In the items below, can you rename every "NREM3" to "N3" and leave everything else unchanged?
**** INPUT DATA
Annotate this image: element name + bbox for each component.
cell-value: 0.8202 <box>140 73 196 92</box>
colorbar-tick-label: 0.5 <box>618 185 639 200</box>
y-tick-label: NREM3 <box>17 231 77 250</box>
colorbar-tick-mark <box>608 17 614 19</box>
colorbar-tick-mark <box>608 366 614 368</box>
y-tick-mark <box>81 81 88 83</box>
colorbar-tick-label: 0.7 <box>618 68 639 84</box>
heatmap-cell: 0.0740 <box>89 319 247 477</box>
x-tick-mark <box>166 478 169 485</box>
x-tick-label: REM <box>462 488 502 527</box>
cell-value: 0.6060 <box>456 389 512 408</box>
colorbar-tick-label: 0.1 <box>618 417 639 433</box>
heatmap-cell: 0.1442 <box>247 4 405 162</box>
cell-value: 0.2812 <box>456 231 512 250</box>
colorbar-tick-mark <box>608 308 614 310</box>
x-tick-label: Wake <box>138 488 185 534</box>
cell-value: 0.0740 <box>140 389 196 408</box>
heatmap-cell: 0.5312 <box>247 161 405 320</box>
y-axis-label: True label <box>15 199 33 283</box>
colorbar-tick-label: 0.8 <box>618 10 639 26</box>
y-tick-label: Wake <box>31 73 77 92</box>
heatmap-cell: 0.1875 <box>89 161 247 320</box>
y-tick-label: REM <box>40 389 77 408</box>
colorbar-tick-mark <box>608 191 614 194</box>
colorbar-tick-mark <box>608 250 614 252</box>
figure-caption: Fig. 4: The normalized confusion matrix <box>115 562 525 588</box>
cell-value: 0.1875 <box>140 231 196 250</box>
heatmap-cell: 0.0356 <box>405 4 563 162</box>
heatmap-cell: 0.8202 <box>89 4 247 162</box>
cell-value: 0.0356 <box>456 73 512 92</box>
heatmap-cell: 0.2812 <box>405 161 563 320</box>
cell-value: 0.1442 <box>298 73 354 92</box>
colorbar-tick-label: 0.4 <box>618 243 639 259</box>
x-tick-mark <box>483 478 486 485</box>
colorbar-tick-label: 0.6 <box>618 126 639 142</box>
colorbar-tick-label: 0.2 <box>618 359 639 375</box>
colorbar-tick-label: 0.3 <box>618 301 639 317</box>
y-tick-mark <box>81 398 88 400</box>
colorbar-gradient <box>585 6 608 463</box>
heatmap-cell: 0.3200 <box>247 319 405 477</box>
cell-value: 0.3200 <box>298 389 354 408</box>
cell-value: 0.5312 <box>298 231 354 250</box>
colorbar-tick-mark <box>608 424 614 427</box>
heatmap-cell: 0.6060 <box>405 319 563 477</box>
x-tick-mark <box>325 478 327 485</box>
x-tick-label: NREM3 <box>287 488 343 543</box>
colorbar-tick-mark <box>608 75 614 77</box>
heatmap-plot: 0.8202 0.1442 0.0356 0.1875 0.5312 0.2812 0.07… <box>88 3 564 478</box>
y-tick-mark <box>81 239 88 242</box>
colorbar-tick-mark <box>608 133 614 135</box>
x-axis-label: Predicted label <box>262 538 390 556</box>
********
* [COMPLETE ANSWER]
Annotate this image: element name + bbox for each component.
cell-value: 0.8202 <box>140 73 196 92</box>
colorbar-tick-label: 0.5 <box>618 185 639 200</box>
y-tick-label: N3 <box>17 231 77 250</box>
colorbar-tick-mark <box>608 17 614 19</box>
colorbar-tick-mark <box>608 366 614 368</box>
y-tick-mark <box>81 81 88 83</box>
colorbar-tick-label: 0.7 <box>618 68 639 84</box>
heatmap-cell: 0.0740 <box>89 319 247 477</box>
x-tick-mark <box>166 478 169 485</box>
x-tick-label: REM <box>462 488 502 527</box>
cell-value: 0.6060 <box>456 389 512 408</box>
colorbar-tick-label: 0.1 <box>618 417 639 433</box>
heatmap-cell: 0.1442 <box>247 4 405 162</box>
cell-value: 0.2812 <box>456 231 512 250</box>
colorbar-tick-mark <box>608 308 614 310</box>
x-tick-label: Wake <box>138 488 185 534</box>
cell-value: 0.0740 <box>140 389 196 408</box>
heatmap-cell: 0.5312 <box>247 161 405 320</box>
y-axis-label: True label <box>15 199 33 283</box>
colorbar-tick-label: 0.8 <box>618 10 639 26</box>
y-tick-label: Wake <box>31 73 77 92</box>
heatmap-cell: 0.1875 <box>89 161 247 320</box>
y-tick-label: REM <box>40 389 77 408</box>
colorbar-tick-mark <box>608 191 614 194</box>
colorbar-tick-mark <box>608 250 614 252</box>
figure-caption: Fig. 4: The normalized confusion matrix <box>115 562 525 588</box>
cell-value: 0.1875 <box>140 231 196 250</box>
heatmap-cell: 0.0356 <box>405 4 563 162</box>
heatmap-cell: 0.8202 <box>89 4 247 162</box>
cell-value: 0.0356 <box>456 73 512 92</box>
heatmap-cell: 0.2812 <box>405 161 563 320</box>
cell-value: 0.1442 <box>298 73 354 92</box>
colorbar-tick-label: 0.4 <box>618 243 639 259</box>
x-tick-mark <box>483 478 486 485</box>
colorbar-tick-label: 0.6 <box>618 126 639 142</box>
colorbar-tick-label: 0.2 <box>618 359 639 375</box>
colorbar-tick-label: 0.3 <box>618 301 639 317</box>
y-tick-mark <box>81 398 88 400</box>
colorbar-gradient <box>585 6 608 463</box>
heatmap-cell: 0.3200 <box>247 319 405 477</box>
cell-value: 0.3200 <box>298 389 354 408</box>
cell-value: 0.5312 <box>298 231 354 250</box>
colorbar-tick-mark <box>608 424 614 427</box>
heatmap-cell: 0.6060 <box>405 319 563 477</box>
x-tick-mark <box>325 478 327 485</box>
x-tick-label: N3 <box>287 488 343 543</box>
colorbar-tick-mark <box>608 75 614 77</box>
heatmap-plot: 0.8202 0.1442 0.0356 0.1875 0.5312 0.2812 0.07… <box>88 3 564 478</box>
y-tick-mark <box>81 239 88 242</box>
colorbar-tick-mark <box>608 133 614 135</box>
x-axis-label: Predicted label <box>262 538 390 556</box>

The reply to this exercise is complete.